### Stored rows
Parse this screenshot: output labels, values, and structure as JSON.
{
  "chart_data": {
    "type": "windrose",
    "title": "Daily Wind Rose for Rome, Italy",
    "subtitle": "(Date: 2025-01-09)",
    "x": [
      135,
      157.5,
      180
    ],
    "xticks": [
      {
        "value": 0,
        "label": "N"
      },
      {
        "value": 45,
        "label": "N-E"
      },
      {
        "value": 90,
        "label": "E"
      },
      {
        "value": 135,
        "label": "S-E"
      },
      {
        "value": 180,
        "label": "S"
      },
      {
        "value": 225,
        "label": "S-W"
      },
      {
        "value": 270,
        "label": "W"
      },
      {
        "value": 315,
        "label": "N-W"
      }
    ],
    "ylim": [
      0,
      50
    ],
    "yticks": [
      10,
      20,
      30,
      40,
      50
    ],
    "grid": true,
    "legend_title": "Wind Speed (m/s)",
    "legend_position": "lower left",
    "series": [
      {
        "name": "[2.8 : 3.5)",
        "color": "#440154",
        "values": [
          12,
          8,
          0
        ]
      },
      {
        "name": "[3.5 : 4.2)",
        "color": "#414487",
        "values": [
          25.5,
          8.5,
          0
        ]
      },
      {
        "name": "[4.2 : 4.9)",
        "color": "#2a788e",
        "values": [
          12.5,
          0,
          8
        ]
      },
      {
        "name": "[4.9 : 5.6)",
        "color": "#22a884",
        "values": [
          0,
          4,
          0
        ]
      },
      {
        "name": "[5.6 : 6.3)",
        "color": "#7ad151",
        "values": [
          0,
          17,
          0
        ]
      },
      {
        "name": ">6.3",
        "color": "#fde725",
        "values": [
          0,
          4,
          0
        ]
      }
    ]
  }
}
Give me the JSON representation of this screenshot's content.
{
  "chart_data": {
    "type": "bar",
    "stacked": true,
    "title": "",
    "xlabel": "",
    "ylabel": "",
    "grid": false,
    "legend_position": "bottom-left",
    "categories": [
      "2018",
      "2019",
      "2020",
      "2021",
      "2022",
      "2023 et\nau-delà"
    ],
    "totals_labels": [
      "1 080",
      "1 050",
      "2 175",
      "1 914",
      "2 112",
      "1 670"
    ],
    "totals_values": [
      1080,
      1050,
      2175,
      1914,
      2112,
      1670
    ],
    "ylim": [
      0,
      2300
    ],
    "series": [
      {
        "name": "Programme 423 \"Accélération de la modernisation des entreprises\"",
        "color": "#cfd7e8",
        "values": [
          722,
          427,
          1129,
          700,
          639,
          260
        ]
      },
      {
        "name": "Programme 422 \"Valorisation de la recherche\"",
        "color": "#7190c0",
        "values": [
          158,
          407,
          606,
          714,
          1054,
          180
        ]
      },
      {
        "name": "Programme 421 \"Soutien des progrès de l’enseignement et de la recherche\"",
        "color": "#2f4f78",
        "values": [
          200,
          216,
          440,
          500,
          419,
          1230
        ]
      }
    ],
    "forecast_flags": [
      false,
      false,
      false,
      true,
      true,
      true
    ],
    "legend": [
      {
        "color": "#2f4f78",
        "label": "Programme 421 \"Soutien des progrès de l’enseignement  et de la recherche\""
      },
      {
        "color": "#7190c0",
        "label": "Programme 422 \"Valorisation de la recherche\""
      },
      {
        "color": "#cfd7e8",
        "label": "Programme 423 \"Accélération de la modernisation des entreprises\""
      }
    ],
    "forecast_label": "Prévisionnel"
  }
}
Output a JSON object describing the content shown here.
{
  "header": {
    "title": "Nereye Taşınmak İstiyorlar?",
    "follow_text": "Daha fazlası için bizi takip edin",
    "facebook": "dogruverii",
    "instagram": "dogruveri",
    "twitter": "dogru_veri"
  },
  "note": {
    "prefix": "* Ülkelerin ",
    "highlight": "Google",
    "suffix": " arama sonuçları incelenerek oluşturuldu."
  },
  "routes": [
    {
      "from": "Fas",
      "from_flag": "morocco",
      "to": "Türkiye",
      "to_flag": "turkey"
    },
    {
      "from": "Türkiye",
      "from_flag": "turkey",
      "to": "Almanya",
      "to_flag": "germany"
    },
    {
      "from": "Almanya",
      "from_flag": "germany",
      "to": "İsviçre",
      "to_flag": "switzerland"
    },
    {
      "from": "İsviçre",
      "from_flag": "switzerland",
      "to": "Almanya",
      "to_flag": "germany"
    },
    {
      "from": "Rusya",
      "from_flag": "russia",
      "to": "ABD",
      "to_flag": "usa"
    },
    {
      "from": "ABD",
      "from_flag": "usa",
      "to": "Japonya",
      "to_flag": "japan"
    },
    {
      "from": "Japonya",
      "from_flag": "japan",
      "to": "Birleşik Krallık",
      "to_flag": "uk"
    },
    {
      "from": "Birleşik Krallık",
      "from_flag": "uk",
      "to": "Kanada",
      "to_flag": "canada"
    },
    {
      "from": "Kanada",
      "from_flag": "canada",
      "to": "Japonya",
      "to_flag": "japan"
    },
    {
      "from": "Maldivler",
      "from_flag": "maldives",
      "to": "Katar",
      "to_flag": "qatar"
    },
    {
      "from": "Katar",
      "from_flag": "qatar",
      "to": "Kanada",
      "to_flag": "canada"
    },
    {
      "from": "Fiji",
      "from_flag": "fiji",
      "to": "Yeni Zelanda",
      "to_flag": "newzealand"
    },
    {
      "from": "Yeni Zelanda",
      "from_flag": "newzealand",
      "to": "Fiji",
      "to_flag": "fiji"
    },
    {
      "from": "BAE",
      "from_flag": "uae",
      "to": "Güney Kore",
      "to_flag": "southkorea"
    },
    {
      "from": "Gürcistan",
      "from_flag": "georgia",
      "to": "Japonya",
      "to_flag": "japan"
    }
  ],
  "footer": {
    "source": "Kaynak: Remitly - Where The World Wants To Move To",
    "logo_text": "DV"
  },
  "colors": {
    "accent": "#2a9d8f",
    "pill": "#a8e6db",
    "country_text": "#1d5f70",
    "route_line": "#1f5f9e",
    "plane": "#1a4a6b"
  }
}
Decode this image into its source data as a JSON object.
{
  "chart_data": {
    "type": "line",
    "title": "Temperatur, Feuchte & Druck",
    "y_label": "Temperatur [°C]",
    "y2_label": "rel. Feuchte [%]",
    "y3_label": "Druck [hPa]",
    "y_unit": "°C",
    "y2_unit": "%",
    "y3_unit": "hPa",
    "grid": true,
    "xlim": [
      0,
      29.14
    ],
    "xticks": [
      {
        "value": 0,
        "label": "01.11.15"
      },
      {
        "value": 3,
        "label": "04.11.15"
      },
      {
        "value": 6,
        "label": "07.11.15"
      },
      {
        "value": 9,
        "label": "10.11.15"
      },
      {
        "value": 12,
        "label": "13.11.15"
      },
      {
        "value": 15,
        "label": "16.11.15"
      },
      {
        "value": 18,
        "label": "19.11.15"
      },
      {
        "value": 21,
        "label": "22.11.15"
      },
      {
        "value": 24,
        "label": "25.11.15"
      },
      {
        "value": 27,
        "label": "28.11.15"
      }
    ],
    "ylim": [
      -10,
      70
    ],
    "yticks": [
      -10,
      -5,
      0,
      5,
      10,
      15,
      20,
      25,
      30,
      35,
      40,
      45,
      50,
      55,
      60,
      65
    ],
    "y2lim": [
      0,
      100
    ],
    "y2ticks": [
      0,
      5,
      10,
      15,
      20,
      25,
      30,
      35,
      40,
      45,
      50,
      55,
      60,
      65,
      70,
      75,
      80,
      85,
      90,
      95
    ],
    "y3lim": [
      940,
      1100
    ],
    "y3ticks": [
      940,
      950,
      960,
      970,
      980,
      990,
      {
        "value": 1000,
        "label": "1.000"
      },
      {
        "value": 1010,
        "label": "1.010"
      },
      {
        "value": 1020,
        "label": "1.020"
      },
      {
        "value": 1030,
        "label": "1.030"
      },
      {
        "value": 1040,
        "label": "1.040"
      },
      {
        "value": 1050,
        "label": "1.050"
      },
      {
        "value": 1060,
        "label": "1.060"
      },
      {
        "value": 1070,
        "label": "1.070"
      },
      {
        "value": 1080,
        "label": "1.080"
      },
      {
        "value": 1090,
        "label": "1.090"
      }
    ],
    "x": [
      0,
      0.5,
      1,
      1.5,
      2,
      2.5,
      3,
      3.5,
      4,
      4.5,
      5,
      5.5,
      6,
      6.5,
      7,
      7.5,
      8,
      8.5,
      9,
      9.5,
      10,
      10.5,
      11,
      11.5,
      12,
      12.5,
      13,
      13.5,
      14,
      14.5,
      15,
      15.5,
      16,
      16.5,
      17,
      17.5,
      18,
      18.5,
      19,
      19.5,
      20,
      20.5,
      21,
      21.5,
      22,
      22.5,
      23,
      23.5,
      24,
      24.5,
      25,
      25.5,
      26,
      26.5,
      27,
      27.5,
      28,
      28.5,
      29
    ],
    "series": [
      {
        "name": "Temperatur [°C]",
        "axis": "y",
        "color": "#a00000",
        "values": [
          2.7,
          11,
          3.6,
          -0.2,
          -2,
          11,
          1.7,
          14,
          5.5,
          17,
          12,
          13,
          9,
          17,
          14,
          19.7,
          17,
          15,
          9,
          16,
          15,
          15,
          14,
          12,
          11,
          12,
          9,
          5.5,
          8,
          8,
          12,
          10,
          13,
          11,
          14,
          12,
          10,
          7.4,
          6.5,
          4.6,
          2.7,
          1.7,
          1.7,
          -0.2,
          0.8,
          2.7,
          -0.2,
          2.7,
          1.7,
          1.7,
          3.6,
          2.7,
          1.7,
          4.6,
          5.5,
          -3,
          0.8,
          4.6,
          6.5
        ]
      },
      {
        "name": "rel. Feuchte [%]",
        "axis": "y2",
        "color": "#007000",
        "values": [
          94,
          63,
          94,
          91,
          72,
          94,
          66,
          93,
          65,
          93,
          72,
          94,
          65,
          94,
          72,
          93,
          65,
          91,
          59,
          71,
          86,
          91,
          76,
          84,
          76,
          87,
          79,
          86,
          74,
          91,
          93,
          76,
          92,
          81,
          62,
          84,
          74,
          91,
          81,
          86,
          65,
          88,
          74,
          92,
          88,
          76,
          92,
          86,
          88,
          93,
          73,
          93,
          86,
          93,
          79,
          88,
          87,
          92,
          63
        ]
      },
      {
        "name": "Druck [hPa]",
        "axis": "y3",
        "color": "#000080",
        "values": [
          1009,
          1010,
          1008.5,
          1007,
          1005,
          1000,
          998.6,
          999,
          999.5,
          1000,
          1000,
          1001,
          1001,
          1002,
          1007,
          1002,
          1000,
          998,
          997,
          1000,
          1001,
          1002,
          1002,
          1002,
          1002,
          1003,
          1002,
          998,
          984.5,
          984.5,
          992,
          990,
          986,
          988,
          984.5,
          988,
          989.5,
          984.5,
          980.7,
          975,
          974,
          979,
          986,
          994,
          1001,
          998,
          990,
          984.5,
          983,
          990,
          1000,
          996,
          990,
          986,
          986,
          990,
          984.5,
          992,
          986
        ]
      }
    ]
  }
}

### What to work on
In the entries above, some lines may contain the string "JSON"; report how many, without additional comment.

### Answer for this exercise
4